[Start Input rows]

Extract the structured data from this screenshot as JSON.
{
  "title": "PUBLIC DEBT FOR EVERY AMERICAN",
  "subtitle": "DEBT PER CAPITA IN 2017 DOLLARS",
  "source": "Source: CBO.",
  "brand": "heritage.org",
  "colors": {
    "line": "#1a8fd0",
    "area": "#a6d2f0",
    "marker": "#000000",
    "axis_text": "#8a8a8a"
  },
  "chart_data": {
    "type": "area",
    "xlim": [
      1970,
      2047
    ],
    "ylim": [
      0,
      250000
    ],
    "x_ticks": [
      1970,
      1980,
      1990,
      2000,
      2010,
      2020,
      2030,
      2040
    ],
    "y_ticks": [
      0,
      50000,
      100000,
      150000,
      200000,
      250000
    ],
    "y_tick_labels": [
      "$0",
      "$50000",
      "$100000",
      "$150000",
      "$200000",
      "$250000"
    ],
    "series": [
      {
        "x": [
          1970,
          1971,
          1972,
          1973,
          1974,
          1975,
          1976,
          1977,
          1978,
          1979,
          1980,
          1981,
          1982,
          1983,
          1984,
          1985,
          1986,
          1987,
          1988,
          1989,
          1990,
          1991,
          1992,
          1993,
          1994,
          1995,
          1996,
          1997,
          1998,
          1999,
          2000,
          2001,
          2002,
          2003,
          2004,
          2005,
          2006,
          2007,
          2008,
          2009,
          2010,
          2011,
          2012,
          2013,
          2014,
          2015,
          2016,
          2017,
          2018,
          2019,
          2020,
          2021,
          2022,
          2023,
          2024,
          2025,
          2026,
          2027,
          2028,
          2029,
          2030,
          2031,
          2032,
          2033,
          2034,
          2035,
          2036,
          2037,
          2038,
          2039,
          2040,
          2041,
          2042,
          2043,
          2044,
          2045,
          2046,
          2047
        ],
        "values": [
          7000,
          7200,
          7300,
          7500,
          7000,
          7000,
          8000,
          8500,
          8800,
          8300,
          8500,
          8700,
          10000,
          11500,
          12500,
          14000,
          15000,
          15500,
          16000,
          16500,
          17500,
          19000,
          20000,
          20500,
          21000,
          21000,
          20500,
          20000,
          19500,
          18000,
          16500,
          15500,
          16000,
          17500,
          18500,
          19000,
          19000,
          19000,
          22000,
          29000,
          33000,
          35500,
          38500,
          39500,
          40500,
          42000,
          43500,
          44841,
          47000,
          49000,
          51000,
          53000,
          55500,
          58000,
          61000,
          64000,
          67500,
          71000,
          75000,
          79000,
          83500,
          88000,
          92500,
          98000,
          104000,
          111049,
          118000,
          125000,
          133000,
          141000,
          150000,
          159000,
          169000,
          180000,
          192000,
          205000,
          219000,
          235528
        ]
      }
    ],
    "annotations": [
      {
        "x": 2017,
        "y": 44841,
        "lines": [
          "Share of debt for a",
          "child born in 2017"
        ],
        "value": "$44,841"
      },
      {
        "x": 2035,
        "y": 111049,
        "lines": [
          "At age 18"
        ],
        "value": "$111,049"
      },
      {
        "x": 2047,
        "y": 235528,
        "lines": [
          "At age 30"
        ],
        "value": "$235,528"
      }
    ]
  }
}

[End Input rows]

| Set exercise |
Print all the data exactly.

| Exercise solution |
Extract the structured data from this screenshot as JSON.
{
  "title": "PUBLIC DEBT FOR EVERY AMERICAN",
  "subtitle": "DEBT PER CAPITA IN 2017 DOLLARS",
  "source": "Source: CBO.",
  "brand": "heritage.org",
  "colors": {
    "line": "#1a8fd0",
    "area": "#a6d2f0",
    "marker": "#000000",
    "axis_text": "#8a8a8a"
  },
  "chart_data": {
    "type": "area",
    "xlim": [
      1970,
      2047
    ],
    "ylim": [
      0,
      250000
    ],
    "x_ticks": [
      1970,
      1980,
      1990,
      2000,
      2010,
      2020,
      2030,
      2040
    ],
    "y_ticks": [
      0,
      50000,
      100000,
      150000,
      200000,
      250000
    ],
    "y_tick_labels": [
      "$0",
      "$50000",
      "$100000",
      "$150000",
      "$200000",
      "$250000"
    ],
    "series": [
      {
        "x": [
          1970,
          1971,
          1972,
          1973,
          1974,
          1975,
          1976,
          1977,
          1978,
          1979,
          1980,
          1981,
          1982,
          1983,
          1984,
          1985,
          1986,
          1987,
          1988,
          1989,
          1990,
          1991,
          1992,
          1993,
          1994,
          1995,
          1996,
          1997,
          1998,
          1999,
          2000,
          2001,
          2002,
          2003,
          2004,
          2005,
          2006,
          2007,
          2008,
          2009,
          2010,
          2011,
          2012,
          2013,
          2014,
          2015,
          2016,
          2017,
          2018,
          2019,
          2020,
          2021,
          2022,
          2023,
          2024,
          2025,
          2026,
          2027,
          2028,
          2029,
          2030,
          2031,
          2032,
          2033,
          2034,
          2035,
          2036,
          2037,
          2038,
          2039,
          2040,
          2041,
          2042,
          2043,
          2044,
          2045,
          2046,
          2047
        ],
        "values": [
          7000,
          7200,
          7300,
          7500,
          7000,
          7000,
          8000,
          8500,
          8800,
          8300,
          8500,
          8700,
          10000,
          11500,
          12500,
          14000,
          15000,
          15500,
          16000,
          16500,
          17500,
          19000,
          20000,
          20500,
          21000,
          21000,
          20500,
          20000,
          19500,
          18000,
          16500,
          15500,
          16000,
          17500,
          18500,
          19000,
          19000,
          19000,
          22000,
          29000,
          33000,
          35500,
          38500,
          39500,
          40500,
          42000,
          43500,
          44841,
          47000,
          49000,
          51000,
          53000,
          55500,
          58000,
          61000,
          64000,
          67500,
          71000,
          75000,
          79000,
          83500,
          88000,
          92500,
          98000,
          104000,
          111049,
          118000,
          125000,
          133000,
          141000,
          150000,
          159000,
          169000,
          180000,
          192000,
          205000,
          219000,
          235528
        ]
      }
    ],
    "annotations": [
      {
        "x": 2017,
        "y": 44841,
        "lines": [
          "Share of debt for a",
          "child born in 2017"
        ],
        "value": "$44,841"
      },
      {
        "x": 2035,
        "y": 111049,
        "lines": [
          "At age 18"
        ],
        "value": "$111,049"
      },
      {
        "x": 2047,
        "y": 235528,
        "lines": [
          "At age 30"
        ],
        "value": "$235,528"
      }
    ]
  }
}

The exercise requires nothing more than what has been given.